Work to be completed:
Copy the listing line for line, starting at its first line and stopping after the line that contains "burst-petal bbox=[585, 0, 607, 19]".

* begin *

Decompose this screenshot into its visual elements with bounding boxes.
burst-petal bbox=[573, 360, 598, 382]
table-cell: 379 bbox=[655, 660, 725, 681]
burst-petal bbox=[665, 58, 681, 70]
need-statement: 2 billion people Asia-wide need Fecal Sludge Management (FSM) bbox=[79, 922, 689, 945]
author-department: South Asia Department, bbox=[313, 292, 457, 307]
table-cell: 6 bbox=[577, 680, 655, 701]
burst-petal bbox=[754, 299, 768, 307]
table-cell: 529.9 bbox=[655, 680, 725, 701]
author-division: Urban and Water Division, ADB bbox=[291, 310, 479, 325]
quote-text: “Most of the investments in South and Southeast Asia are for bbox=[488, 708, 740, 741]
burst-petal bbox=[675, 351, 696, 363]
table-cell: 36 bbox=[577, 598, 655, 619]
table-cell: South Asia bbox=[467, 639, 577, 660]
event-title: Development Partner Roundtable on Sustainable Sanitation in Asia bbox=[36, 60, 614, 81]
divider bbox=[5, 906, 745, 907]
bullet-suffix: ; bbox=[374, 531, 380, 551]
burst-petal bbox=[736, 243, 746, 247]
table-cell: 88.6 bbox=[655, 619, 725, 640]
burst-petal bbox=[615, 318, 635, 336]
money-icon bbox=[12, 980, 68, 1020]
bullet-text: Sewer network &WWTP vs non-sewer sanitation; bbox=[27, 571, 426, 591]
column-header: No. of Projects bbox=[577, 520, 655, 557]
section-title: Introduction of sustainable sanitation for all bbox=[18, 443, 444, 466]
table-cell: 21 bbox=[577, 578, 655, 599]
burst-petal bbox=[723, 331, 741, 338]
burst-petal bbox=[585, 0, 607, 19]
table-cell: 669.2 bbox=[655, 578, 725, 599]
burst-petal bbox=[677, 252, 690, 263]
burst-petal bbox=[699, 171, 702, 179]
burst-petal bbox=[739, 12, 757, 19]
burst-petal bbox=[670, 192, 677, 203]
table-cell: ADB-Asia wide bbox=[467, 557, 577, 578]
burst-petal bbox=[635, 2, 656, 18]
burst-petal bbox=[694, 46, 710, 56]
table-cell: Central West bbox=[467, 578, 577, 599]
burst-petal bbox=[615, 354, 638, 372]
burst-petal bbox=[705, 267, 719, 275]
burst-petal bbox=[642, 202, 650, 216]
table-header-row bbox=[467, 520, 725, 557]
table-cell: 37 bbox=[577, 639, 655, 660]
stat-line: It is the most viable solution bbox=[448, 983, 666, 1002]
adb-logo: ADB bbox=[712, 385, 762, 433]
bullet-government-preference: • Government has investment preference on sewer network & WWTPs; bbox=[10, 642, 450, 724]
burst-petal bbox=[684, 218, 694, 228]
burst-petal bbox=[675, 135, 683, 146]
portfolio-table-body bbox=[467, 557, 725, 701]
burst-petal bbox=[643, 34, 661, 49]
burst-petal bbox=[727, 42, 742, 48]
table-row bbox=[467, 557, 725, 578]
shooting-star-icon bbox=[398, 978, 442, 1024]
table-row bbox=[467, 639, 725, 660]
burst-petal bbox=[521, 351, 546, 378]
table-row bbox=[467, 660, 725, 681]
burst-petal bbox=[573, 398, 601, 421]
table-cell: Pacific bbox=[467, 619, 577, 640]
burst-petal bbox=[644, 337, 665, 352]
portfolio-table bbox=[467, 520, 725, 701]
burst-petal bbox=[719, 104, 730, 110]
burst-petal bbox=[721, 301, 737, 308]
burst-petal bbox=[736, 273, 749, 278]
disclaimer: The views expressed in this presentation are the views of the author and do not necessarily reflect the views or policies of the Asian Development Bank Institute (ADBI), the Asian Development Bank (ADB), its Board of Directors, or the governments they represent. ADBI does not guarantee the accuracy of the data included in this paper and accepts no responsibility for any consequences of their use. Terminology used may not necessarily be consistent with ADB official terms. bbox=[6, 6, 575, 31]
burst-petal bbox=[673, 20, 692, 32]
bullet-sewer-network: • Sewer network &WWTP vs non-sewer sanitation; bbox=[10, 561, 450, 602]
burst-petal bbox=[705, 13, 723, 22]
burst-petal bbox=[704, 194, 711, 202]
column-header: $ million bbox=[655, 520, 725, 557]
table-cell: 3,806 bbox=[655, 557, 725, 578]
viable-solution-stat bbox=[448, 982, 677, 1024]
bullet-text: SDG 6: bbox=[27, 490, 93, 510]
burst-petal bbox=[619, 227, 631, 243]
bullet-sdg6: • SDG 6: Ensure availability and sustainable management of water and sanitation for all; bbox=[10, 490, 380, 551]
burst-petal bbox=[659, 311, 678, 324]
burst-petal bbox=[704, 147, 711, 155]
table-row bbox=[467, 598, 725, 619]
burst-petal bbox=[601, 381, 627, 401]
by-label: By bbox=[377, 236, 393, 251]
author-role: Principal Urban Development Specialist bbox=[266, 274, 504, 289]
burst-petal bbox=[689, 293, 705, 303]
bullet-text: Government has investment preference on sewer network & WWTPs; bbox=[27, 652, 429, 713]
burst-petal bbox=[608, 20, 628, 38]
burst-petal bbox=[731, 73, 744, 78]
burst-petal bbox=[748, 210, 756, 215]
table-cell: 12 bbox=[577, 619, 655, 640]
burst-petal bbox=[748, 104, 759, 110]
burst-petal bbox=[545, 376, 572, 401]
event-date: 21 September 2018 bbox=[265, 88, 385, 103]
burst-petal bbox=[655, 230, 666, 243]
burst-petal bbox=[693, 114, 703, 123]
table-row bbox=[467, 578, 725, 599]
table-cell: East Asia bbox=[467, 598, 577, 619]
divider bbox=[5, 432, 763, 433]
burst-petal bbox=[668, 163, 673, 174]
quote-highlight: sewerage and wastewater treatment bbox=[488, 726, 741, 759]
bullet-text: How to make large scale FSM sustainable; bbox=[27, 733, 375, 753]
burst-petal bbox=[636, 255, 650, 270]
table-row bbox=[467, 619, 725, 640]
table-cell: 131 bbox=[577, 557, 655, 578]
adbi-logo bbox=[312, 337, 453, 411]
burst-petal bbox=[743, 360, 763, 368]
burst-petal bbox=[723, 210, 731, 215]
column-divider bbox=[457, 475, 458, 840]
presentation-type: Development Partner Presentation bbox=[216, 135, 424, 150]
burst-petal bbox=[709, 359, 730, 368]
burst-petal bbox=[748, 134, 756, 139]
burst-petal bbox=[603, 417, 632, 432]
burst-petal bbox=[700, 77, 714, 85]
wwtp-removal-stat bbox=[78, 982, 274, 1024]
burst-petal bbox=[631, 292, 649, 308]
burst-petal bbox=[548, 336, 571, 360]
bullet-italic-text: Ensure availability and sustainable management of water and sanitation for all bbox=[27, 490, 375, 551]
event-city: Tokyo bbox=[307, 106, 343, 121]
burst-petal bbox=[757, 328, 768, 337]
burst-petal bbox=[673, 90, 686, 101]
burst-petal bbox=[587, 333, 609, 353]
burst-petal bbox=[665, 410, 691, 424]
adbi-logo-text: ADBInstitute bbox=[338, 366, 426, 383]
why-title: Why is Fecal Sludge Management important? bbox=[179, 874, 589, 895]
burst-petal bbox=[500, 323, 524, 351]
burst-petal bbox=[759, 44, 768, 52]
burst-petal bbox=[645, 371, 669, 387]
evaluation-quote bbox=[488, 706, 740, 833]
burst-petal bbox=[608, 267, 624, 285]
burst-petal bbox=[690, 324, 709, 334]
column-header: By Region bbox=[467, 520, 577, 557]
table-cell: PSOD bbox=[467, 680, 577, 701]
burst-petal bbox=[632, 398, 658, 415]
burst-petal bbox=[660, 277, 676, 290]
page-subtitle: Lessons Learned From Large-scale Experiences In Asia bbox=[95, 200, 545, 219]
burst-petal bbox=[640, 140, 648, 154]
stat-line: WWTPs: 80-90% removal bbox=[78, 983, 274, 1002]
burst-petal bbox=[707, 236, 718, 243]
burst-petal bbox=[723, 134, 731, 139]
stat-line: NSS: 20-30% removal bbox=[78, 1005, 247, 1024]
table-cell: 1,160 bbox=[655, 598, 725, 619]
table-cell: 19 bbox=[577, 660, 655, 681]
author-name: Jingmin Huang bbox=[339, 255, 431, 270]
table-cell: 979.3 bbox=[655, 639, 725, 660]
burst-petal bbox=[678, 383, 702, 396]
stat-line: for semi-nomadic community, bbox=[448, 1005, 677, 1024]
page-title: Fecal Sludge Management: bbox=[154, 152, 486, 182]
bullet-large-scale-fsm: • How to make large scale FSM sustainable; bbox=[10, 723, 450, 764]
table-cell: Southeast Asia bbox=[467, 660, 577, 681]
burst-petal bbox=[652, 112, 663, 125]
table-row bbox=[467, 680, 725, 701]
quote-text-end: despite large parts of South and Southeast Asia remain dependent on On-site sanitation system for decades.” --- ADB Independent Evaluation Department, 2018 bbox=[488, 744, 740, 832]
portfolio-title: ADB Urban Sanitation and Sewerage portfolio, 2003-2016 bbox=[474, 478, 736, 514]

* end *

Response:
Decompose this screenshot into its visual elements with bounding boxes.
burst-petal bbox=[573, 360, 598, 382]
table-cell: 379 bbox=[655, 660, 725, 681]
burst-petal bbox=[665, 58, 681, 70]
need-statement: 2 billion people Asia-wide need Fecal Sludge Management (FSM) bbox=[79, 922, 689, 945]
author-department: South Asia Department, bbox=[313, 292, 457, 307]
table-cell: 6 bbox=[577, 680, 655, 701]
burst-petal bbox=[754, 299, 768, 307]
table-cell: 529.9 bbox=[655, 680, 725, 701]
author-division: Urban and Water Division, ADB bbox=[291, 310, 479, 325]
quote-text: “Most of the investments in South and Southeast Asia are for bbox=[488, 708, 740, 741]
burst-petal bbox=[675, 351, 696, 363]
table-cell: 36 bbox=[577, 598, 655, 619]
table-cell: South Asia bbox=[467, 639, 577, 660]
event-title: Development Partner Roundtable on Sustainable Sanitation in Asia bbox=[36, 60, 614, 81]
divider bbox=[5, 906, 745, 907]
bullet-suffix: ; bbox=[374, 531, 380, 551]
burst-petal bbox=[736, 243, 746, 247]
table-cell: 88.6 bbox=[655, 619, 725, 640]
burst-petal bbox=[615, 318, 635, 336]
money-icon bbox=[12, 980, 68, 1020]
bullet-text: Sewer network &WWTP vs non-sewer sanitation; bbox=[27, 571, 426, 591]
column-header: No. of Projects bbox=[577, 520, 655, 557]
section-title: Introduction of sustainable sanitation for all bbox=[18, 443, 444, 466]
table-cell: 21 bbox=[577, 578, 655, 599]
burst-petal bbox=[723, 331, 741, 338]
burst-petal bbox=[585, 0, 607, 19]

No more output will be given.